INSTRUÇÕES DE TRABALHO:
#1 Indique se cada afirmação abaixo está de acordo com o trecho sobre os escrupulosos. Responda sim ou não e cite entre aspas as palavras do trecho que decidem.
(a) Segundo o trecho, cabe ao penitente, e não ao confessor, discernir a contrição.
(b) O trecho permite ao escrupuloso corrigir pessoas que, pela superioridade, posição ou idade, não estão sujeitas a essas observações.
(c) O trecho recomenda levar o escrupuloso a frequentar somente sociedades cristãs.
#2 Por favor, retome o trecho sobre os escrupulosos logo após a última frase apresentada e dê seguimento ao texto.

TRECHO SELECIONADO:
Quando se trata de bons escrupulosos, que temem incessantemente haver pecado gravemente, é oportuno, para tranquilizá-los e instruí-los, enviá-los a comungar sem lhes dar a absolvição, não obstante as suas dúvidas e alguns pecados veniais.

Não falaremos da contrição, que tam­bém é um motivo de novas perplexidades. Como não é ao penitente, que só julga pe­lo que é sensível e pelo que o impressiona, que compete discerni-la, mas sim ao con­fessor, este bem sabe por que meios e por quais efeitos pode reconhecê-la.

3.º Caridade, a correção fraterna. — Sobre este ponto os escrupulosos incidem em mil erros ridículos; chegam até a acusar-se de não estenderem a sua cari­dade aos animais. De que é que eles não se julgam culpados para com seus irmãos, seus amigos e seus inimigos! Por isto, ca­da palavra pronunciada nas suas visitas e nas suas conversas, cada notícia ouvida a respeito do próximo, cada maledicência escutada, torna-se uma fonte abundante de pensamentos e de agitações; eles acre­ditam sempre haver falado mal de outrem, escandalizado, revelado os defeitos do pró­ximo, achado prazer nas maledicências. A correção fraterna faz-lhes temer também mil pecados, causa-lhes mil incertezas.

Se o penitente escrupuloso não for ins­truído, é preciso instruí-lo sobre o pre­ceito da caridade e sobre os deveres que ela impõe; se já o for, cumpre examinar se ele é realmente culpado ou se não é; uma vez conhecida a sua posição, cumpre explicar-lha, traçar-lhe para o futuro a sua regra de conduta, à qual deverá con­formar-se, ou então não será mais escu­tado sobre esta matéria.

1.º Importa fazer-lhe compreender bem que só se é obrigado à correção fraterna quando há motivo de esperar que ela será útil, ou que ao menos o próximo não fi­cará ofendido com ela; 2.º, que ele não deve afastar-se da conveniência cristã e permitir-se corrigir aqueles que, pela sua superioridade, posição ou idade, não estão sujeitas a essas observações; 3.º, que, an­tes de falar, cumpre estar seguro de que a falta foi cometida, de que vale a pena corrigi-la, e de que a correção não produ­zirá efeito contrário; 4.º, que é preciso, antes de tudo, que a caridade nos leve a desculpar, a dissimular os defeitos do pró­ximo, e moderar um zelo não raras vezes demasiado ardente e pouco esclarecido; 5.º, que é melhor avisar sobre o caso alguém que esteja no direito e na posição de fazer a correção fraterna, do que corrigir por si mesmo, se a necessidade não o exigir. Assim, cabe de preferência a um pai cor­rigir seus filhos, a um superior repreender seus inferiores, a um patrão exercer a vi­gilância sobre seus empregados, etc.

Quanto à maledicência, cumpre repre­sentar ao escrupuloso que muitas vezes ele faria mais mal do que bem em que­rendo impedi-la, que tornaria a piedade ridícula, e que muitas vezes acreditaria, sem razão talvez, haver maledicência on­de não a há. Deve-se, pois, concitá-lo a só frequentar sociedades cristãs, bem re­guladas, caridosas, de boa educação; que, em todo caso, basta que ele não preste ouvido à maledicência, que não tome par­te nela, que o prove pelo aspecto do seu rosto, que se retire se preciso, e que dê como lição, às sociedades malignas, a sua ausência.

REGISTROS DO CONJUNTO:
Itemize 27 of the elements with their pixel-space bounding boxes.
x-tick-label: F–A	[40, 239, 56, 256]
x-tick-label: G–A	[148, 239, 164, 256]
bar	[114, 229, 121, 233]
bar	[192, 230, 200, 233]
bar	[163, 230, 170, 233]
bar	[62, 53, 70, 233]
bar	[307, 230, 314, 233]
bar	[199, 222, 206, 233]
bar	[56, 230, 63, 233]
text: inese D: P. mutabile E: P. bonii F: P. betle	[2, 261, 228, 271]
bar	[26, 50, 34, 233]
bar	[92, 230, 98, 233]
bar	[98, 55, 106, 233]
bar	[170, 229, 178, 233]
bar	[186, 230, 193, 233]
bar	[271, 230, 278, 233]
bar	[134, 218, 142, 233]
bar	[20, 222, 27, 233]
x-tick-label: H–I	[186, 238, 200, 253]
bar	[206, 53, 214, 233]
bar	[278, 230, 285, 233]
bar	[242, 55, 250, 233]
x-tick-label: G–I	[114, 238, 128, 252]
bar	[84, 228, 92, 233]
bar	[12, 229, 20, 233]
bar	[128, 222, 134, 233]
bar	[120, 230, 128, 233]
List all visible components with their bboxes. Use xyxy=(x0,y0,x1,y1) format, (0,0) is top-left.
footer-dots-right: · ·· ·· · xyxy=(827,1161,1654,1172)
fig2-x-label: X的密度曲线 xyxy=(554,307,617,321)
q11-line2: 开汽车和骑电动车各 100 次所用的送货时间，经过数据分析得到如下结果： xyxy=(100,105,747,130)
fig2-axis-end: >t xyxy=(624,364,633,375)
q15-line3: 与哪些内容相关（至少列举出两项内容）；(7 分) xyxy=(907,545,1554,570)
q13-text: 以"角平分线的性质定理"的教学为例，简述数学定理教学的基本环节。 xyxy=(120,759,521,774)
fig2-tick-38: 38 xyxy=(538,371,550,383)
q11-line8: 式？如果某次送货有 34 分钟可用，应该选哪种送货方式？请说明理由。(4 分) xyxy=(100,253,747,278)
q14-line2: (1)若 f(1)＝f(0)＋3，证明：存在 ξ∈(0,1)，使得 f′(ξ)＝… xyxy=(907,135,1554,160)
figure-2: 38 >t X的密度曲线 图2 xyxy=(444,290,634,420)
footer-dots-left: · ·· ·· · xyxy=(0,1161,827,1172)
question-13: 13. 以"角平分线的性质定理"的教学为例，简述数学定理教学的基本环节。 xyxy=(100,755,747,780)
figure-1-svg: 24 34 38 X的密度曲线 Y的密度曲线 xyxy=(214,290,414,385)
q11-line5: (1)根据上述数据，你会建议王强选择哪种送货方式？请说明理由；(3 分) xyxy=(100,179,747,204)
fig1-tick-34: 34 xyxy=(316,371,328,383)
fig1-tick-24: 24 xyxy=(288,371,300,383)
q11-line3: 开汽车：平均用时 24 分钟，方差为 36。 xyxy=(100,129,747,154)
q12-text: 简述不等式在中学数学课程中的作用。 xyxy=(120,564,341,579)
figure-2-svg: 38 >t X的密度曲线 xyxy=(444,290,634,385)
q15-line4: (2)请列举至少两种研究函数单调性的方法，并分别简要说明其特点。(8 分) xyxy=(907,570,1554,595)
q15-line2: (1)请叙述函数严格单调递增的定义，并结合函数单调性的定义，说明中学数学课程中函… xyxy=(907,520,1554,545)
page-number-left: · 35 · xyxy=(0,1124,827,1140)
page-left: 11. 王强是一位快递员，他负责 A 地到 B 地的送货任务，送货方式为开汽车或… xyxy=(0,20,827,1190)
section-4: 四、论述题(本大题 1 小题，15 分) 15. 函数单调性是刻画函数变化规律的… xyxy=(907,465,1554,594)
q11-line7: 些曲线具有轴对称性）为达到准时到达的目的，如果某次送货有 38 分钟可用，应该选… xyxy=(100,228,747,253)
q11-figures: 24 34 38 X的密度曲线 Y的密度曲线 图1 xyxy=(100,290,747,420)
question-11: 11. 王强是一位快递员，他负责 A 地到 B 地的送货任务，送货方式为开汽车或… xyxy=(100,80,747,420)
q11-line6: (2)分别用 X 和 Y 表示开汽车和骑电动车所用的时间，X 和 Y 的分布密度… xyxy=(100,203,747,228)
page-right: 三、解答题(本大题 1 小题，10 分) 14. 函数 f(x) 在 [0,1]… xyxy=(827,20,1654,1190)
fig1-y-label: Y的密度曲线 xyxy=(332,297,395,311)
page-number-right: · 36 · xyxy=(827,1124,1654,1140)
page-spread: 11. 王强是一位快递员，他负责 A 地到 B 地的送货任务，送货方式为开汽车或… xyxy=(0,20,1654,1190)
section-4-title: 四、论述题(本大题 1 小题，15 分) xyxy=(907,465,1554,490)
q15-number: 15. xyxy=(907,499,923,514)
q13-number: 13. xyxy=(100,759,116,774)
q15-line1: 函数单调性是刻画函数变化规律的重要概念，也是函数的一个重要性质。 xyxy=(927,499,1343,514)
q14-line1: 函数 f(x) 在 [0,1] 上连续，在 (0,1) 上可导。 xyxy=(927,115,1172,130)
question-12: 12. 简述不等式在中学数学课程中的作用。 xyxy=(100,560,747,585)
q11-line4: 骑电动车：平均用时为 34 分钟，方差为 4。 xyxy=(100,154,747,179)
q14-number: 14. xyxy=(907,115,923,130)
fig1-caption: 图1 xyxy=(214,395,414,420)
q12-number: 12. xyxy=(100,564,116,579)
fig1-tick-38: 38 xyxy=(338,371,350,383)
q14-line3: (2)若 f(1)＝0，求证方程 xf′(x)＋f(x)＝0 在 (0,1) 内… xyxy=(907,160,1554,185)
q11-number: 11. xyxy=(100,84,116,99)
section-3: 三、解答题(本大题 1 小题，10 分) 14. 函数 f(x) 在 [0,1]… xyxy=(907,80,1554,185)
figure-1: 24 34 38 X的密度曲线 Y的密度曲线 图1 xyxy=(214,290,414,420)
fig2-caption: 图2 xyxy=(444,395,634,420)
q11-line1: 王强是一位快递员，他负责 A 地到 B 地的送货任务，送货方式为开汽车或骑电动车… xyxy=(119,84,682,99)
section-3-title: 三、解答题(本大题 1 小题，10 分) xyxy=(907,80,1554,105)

RESULTADOS:
#1
(a) Não: "não é ao penitente" e "que compete discerni-la".
(b) Não: "não deve afastar-se da conveniência cristã e permitir-se corrigir aqueles que, pela sua superioridade, posição ou idade, não estão sujeitas a essas observações".
(c) Sim: "Deve-se, pois, concitá-lo a só frequentar sociedades cristãs".

#2
Quanto ao exercício da caridade, esta virtude não nos obriga a graves inconve­nientes; para salvar a reputação do pró­ximo, para impedir um dano, para reparar um erro, é preciso que a obra seja da nos­sa competência, conforme à nossa condi­ção, faça parte dos nossos deveres, para então se ser obrigado a exercê-la.

Deve, pois, o confessor tranquilizar o escrupuloso, refutar-lhe todas as dúvidas, todos os pretensos juízos temerários, to­das as pretensões e maledicências, e só as escutar quando tiver razão para crer que há aí pecado.

4.º Motivos das ações, sobretudo das que são indiferentes ou de conselho. — Se aca­bam de dar esmola, os escrupulosos imagi­nam ter sido levados a isso por um moti­vo de vaidade; se fizeram uma correção, receiam tê-la feito por cólera; se comem, é por sensualidade; se faltam à missa um dia na semana, é por preguiça; se são fer­vorosos na igreja, é para serem vistos e notados pelos outros; já não ousam, mes­mo, permitir-se as coisas mais lícitas e mais inocentes, como o passeio onde são encantados pelas belezas da natureza, pelo atrativo das flores, pelo seu perfume, etc.

O meio mais curto de se desfazer desses pensamentos é desprezá-los, é agir com liberdade e confiança. Os motivos aparentes dessas ações não são os verdadeiros motivos delas; não passam de quimeras, de vãos terrores, de pensamentos extremados, exagerados; e, mesmo quando esses moti­vos entrassem, em parte, nas nossas ações contra a nossa vontade, sendo a intenção primária agradar a Deus e glorificá-lO, a ação não perde da sua bondade e do seu merecimento aos olhos d’Ele.

Quanto à pureza de intenção, sabemos que é, sem dúvida, uma coisa muito im­portante que decide do valor das nossas obras e que reclama a nossa vigilância e aplicação. Mas como devemos proceder so­bre este ponto para não cairmos em ex­cessos perigosos? De nenhum outro modo senão conforme fazem as pessoas verda­deiramente cristãs, instruídas, prudentes e solidamente piedosas. Ora, qual é a re­gra dessas pessoas? É que essa aplicação na orientação das nossas intenções deve ser calma, tranquila, confiante. É que, quando uma pessoa ofereceu a Deus suas ações desde a manhã com uma intenção pura, quando a renova algumas vezes, não é mais necessário, a cada ação destacada, perguntar-se se renovou a intenção, se ela era boa, nem proibir-se tudo o que há de mais inocente, e mesmo de necessário pa­ra a saúde, para a naturalidade de uma piedade bem feita, bem compreendida.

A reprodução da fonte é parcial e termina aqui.